Exercise requirements:
Please extend the text on Active Directory attribute properties, picking up after its final sentence.

Document excerpt below:

We can also see some additional properties for the userPassword attribute:

 Attribute is active This simply defines if the attribute is in use or not
Index this attribute This is a search flags value to show if the attribute needs to be indexed
Ambiguous Name Resolution This is a search flags value. ANR allows partial matches to be found when searching AD. An explanation can be found here
Replicate this attribute to the global catalog This sets the isMemberOfPartialAttributeSet property of the attribute to "True", which makes the attribute a member of the Partial Attribute Set (PAS), which means it is replicated to the global catalogs
Attribute is copied when duplicating a users This is another search flags value and enables the attribute to be copied when copying users, an example of this would be the department attribute which is copied over when copying user accounts
Index this attribute for containerized searches This is a search flag value to indicate if the attribute is indexed

NB: indexing of objects can speed up LDAP queries, however it will also consume disk space. Indexes are not replicated amongst domain controllers, rather each domain controller is responsible for building its own index.

End of Document excerpt.
Input data below:

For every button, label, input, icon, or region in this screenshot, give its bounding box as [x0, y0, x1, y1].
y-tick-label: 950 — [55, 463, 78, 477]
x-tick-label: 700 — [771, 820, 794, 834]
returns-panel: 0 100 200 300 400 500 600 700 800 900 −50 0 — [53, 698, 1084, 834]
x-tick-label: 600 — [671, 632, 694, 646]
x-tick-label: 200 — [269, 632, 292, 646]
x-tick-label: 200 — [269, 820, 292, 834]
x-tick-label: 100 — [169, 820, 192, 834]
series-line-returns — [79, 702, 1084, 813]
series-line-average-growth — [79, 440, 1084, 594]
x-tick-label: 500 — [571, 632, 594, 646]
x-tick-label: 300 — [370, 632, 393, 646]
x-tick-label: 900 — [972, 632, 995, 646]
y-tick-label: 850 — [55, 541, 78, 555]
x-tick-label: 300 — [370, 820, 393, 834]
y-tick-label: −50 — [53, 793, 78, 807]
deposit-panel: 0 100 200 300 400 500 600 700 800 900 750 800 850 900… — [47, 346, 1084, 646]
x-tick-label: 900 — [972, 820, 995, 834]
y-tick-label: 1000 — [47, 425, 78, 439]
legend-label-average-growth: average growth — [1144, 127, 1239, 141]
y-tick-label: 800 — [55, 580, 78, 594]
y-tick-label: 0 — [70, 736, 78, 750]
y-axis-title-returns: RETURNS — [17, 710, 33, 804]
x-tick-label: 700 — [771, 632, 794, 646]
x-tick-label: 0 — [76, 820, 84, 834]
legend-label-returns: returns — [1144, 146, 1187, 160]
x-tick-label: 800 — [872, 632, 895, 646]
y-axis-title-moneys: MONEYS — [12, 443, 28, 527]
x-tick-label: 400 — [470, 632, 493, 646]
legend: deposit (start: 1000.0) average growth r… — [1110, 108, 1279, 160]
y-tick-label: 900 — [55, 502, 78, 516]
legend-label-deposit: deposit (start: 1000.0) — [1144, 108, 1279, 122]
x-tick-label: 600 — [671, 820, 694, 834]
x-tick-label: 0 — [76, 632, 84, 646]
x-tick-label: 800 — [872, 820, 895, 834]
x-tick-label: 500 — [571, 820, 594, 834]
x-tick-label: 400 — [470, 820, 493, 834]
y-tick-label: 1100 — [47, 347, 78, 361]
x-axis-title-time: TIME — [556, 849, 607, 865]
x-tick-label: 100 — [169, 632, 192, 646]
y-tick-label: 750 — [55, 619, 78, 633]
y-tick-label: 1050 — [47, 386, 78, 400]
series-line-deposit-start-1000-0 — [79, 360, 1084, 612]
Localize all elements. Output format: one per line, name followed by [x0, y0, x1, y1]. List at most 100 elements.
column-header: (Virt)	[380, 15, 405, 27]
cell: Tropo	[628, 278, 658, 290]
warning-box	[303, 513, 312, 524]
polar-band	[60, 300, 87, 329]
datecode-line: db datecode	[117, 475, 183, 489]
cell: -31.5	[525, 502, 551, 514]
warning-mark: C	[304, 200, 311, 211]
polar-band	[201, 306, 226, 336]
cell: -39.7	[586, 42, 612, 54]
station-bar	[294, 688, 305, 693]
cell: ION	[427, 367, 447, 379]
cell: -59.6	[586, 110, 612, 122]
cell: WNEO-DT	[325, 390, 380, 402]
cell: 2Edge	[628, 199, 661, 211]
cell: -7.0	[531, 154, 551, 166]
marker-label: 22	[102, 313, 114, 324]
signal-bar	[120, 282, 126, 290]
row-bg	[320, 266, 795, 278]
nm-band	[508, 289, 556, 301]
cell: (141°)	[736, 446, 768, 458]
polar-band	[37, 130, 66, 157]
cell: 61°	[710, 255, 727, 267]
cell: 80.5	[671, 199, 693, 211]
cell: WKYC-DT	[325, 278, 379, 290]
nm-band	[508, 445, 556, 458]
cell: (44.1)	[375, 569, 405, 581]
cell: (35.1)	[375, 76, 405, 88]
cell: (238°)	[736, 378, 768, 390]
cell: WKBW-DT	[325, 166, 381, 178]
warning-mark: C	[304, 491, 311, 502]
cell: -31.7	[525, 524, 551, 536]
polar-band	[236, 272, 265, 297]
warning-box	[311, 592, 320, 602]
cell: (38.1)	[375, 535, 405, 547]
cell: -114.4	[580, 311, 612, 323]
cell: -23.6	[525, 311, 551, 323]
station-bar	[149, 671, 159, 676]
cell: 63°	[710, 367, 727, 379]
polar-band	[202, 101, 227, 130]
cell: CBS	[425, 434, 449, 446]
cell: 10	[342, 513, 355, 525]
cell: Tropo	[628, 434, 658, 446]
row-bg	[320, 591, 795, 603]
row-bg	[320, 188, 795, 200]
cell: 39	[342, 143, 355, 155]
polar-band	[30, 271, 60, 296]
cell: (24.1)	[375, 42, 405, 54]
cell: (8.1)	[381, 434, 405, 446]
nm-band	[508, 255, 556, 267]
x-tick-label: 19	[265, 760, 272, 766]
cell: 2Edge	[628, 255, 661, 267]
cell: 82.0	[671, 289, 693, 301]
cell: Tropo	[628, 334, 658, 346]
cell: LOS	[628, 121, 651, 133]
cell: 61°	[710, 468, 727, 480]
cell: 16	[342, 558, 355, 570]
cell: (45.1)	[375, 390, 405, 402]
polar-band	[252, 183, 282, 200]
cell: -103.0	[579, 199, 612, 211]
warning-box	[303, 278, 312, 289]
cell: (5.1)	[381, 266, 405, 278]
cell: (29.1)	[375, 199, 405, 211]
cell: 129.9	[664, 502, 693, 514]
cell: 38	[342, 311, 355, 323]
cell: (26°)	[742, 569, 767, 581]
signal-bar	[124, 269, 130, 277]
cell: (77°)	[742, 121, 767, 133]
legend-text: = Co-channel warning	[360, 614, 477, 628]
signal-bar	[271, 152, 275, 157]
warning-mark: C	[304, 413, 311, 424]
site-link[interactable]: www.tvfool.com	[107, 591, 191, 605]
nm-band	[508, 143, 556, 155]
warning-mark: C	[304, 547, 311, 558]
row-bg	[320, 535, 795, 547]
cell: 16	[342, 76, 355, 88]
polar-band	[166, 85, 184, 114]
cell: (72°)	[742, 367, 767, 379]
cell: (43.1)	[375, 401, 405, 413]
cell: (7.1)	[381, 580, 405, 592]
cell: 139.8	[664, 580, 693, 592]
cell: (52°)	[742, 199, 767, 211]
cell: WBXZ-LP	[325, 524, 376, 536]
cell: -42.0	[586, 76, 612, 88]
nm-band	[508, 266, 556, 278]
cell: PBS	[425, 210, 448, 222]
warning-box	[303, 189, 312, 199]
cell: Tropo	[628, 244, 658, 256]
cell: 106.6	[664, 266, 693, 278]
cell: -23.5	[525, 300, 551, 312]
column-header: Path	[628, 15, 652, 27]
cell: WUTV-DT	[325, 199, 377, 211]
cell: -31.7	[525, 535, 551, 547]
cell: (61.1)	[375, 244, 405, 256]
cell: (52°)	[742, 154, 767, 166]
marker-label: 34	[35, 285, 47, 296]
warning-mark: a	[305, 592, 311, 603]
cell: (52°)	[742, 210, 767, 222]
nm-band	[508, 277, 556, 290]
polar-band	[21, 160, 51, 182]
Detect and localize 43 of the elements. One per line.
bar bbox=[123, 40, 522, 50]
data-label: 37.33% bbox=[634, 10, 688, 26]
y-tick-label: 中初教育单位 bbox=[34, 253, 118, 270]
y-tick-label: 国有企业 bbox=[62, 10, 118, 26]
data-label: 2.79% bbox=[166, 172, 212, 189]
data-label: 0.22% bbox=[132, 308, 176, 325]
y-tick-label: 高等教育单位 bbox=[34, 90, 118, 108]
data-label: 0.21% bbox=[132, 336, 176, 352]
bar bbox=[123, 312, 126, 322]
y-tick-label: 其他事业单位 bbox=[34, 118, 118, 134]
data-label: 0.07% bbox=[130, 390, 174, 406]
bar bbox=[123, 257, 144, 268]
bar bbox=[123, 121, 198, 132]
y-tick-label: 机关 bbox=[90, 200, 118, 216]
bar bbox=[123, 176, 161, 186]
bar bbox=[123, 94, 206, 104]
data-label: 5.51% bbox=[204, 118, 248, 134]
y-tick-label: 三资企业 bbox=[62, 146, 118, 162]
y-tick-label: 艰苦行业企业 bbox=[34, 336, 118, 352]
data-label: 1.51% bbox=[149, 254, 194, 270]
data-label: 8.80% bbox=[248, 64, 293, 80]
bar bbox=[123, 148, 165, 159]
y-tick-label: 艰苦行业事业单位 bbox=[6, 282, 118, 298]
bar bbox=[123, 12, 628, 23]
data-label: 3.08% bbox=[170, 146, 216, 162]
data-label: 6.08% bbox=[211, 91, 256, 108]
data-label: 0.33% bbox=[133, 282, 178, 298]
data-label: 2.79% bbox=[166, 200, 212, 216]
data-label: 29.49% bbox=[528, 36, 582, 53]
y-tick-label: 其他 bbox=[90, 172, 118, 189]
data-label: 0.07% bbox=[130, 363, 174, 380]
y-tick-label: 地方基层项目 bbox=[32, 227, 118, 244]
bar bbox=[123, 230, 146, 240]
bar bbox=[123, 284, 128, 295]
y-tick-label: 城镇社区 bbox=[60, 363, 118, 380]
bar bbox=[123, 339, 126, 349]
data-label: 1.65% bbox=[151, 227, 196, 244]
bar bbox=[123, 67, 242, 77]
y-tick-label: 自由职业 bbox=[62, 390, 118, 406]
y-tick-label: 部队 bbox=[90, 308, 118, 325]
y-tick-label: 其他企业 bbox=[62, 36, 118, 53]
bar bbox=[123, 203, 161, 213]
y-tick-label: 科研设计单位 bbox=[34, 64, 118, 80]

End of Input data.

Answer to the problem:
Summary

In summary the AD Schema is the bare bones / underpinning of Active Directory. It’s function and health is critical to the correct workings of AD and any changes should only ever be made after fully testing and understanding the implications that they will cause. Each forest contains one schema, and really the only way back from a failed schema update / corruption is a full forest restore.

I’ve only touched on the basics of how the schema works and hangs together, but hopefully you will find some of this article useful to help your understanding.